Records from a collection of figures
— BEGIN —

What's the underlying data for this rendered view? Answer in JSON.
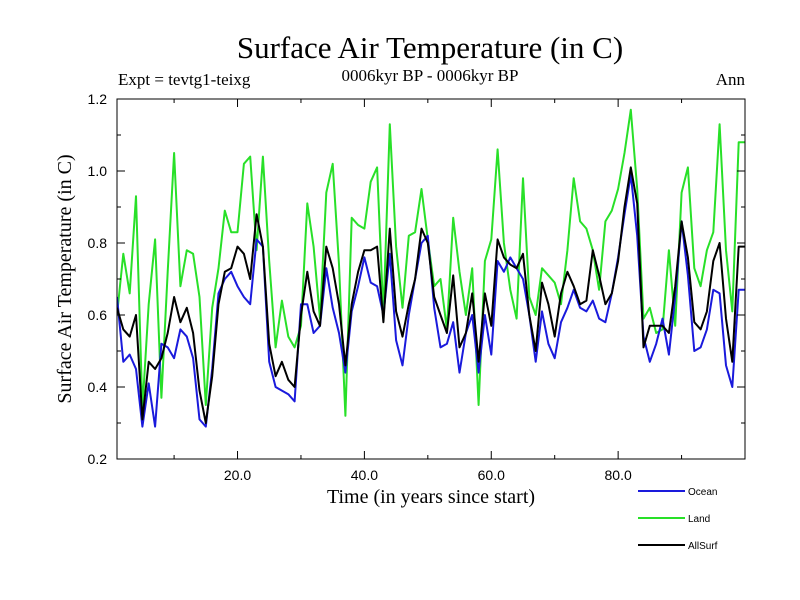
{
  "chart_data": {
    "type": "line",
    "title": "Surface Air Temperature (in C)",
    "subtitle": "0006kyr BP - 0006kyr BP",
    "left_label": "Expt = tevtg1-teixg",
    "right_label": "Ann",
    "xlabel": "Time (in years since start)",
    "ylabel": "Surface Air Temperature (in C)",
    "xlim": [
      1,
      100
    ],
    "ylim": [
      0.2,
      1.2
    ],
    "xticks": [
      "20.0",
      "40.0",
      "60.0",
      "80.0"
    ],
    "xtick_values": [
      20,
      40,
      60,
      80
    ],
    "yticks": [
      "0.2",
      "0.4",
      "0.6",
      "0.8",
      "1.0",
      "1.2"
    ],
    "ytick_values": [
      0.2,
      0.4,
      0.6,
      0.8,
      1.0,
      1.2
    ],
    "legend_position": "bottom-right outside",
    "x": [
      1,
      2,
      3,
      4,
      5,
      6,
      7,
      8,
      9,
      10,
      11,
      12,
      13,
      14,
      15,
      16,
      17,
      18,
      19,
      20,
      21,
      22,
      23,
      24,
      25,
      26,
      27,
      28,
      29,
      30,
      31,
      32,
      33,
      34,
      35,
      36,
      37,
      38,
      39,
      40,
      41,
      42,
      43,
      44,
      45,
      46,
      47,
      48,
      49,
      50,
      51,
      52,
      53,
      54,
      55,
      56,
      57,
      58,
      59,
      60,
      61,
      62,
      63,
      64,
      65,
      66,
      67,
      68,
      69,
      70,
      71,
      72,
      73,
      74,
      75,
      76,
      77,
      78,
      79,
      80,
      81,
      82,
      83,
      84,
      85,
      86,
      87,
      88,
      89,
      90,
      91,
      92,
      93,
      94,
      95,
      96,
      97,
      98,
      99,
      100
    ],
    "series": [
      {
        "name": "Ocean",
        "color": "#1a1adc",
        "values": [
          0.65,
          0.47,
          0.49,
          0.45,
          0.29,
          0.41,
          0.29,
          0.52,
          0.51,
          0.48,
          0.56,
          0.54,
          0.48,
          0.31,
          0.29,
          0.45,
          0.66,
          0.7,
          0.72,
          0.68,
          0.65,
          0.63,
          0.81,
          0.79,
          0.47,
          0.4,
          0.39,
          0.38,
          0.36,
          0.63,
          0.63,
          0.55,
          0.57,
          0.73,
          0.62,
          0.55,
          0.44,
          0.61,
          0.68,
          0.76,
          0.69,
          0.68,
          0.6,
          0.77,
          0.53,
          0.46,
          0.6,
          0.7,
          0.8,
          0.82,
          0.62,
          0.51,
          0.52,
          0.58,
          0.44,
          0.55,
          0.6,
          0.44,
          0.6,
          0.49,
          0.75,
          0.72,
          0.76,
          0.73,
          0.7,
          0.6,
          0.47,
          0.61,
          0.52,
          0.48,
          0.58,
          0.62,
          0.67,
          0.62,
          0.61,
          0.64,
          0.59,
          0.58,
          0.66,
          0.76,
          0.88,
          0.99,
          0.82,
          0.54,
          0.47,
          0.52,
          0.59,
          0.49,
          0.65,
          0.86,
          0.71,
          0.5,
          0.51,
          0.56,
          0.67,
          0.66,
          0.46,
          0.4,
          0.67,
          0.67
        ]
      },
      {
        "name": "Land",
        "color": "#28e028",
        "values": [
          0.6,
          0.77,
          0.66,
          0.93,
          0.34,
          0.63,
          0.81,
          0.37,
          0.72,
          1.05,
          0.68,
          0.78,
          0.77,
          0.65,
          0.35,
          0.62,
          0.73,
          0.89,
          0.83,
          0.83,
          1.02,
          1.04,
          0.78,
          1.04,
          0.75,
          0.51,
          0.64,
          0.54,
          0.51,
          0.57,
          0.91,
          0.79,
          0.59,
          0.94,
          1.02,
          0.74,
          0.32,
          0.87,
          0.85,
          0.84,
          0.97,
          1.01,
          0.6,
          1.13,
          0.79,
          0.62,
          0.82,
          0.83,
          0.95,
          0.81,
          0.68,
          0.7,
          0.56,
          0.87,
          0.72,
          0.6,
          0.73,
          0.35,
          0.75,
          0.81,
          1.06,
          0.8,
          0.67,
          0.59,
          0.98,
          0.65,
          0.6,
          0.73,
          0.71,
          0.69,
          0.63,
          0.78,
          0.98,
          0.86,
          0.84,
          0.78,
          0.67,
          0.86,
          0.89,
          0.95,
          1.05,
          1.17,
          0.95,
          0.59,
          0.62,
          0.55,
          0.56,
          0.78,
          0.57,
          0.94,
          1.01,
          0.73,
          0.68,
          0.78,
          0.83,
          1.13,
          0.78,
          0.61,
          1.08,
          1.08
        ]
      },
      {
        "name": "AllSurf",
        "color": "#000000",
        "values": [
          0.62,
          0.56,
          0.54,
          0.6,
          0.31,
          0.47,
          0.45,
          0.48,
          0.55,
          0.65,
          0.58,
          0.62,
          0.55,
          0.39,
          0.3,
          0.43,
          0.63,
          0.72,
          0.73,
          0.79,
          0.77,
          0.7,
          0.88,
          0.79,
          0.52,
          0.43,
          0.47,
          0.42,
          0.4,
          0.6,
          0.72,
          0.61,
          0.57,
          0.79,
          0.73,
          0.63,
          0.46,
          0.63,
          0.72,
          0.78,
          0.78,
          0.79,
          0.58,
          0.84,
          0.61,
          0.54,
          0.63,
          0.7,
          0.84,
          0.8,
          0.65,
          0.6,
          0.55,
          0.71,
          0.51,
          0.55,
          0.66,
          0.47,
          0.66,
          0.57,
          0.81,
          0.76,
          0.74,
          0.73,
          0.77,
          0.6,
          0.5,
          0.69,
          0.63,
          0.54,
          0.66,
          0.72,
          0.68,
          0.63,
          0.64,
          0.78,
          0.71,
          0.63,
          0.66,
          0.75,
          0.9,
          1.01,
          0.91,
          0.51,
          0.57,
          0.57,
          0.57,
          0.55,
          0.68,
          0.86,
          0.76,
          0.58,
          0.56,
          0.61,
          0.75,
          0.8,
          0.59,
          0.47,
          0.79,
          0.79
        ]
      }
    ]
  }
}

— END —

Reply with only the number of lines in the entries that contain the word "Surface".

=== Complete output ===
2